**PROVIDED DATA**

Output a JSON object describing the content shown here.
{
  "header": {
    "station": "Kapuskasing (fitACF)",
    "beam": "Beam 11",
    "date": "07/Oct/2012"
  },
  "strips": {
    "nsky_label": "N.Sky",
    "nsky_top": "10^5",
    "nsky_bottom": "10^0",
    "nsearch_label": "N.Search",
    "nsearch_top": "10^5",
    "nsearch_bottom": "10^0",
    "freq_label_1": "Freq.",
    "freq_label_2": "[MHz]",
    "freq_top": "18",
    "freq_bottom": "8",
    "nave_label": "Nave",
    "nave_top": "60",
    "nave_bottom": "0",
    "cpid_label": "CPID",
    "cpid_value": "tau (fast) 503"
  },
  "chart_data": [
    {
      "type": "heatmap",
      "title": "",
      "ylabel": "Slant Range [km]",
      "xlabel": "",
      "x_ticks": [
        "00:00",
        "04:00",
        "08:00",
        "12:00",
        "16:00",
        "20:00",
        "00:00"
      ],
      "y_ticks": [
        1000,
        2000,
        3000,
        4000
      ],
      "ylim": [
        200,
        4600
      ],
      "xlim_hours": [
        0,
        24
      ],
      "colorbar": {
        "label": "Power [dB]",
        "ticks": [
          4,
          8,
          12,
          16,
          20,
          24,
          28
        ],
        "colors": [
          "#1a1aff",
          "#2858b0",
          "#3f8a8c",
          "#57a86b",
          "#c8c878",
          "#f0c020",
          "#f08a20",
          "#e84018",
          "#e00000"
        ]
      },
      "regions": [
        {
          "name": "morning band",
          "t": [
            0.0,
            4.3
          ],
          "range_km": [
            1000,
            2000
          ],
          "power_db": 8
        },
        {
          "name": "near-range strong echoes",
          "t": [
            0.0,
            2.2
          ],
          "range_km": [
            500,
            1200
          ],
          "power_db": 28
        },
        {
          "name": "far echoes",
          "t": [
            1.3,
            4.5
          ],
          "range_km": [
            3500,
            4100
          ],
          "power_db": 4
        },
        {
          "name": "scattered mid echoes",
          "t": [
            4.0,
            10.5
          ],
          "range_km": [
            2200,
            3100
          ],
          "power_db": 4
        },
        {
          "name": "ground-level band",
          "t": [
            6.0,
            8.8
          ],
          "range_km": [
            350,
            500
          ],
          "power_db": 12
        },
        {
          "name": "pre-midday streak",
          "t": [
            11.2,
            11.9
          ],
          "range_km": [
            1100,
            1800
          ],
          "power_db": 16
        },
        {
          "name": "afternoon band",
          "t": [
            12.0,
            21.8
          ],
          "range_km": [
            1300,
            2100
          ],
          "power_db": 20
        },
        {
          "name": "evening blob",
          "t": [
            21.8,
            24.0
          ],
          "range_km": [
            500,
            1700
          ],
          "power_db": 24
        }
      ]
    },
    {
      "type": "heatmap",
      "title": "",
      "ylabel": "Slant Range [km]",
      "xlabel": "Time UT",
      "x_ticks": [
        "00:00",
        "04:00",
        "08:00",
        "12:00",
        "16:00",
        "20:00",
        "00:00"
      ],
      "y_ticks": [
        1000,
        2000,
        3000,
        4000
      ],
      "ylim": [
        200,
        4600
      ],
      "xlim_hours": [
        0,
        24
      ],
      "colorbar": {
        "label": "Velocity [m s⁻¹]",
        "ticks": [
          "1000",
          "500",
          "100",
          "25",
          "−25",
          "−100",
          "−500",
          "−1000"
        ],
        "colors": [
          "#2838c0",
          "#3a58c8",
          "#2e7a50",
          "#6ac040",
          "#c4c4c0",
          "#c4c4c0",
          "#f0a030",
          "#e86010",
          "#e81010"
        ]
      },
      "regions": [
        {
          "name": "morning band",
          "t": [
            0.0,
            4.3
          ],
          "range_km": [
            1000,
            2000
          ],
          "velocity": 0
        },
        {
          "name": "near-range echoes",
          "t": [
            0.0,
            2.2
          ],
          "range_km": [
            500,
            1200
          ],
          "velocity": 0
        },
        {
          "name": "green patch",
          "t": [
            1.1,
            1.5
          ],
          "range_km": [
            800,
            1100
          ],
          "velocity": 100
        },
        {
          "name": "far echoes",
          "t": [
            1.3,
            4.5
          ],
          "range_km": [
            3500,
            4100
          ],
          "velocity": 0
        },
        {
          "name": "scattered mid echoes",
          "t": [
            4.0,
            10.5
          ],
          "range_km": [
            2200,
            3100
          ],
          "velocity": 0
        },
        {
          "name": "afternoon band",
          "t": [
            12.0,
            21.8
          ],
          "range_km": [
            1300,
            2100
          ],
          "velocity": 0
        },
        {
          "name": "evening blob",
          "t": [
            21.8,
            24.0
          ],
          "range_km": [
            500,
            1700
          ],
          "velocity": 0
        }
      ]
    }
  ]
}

**GIVEN REQUEST**
Using the entries above, return each line in which the word "near" occurs.

**EXERCISE SOLUTION**
          "name": "near-range strong echoes",
          "name": "near-range echoes",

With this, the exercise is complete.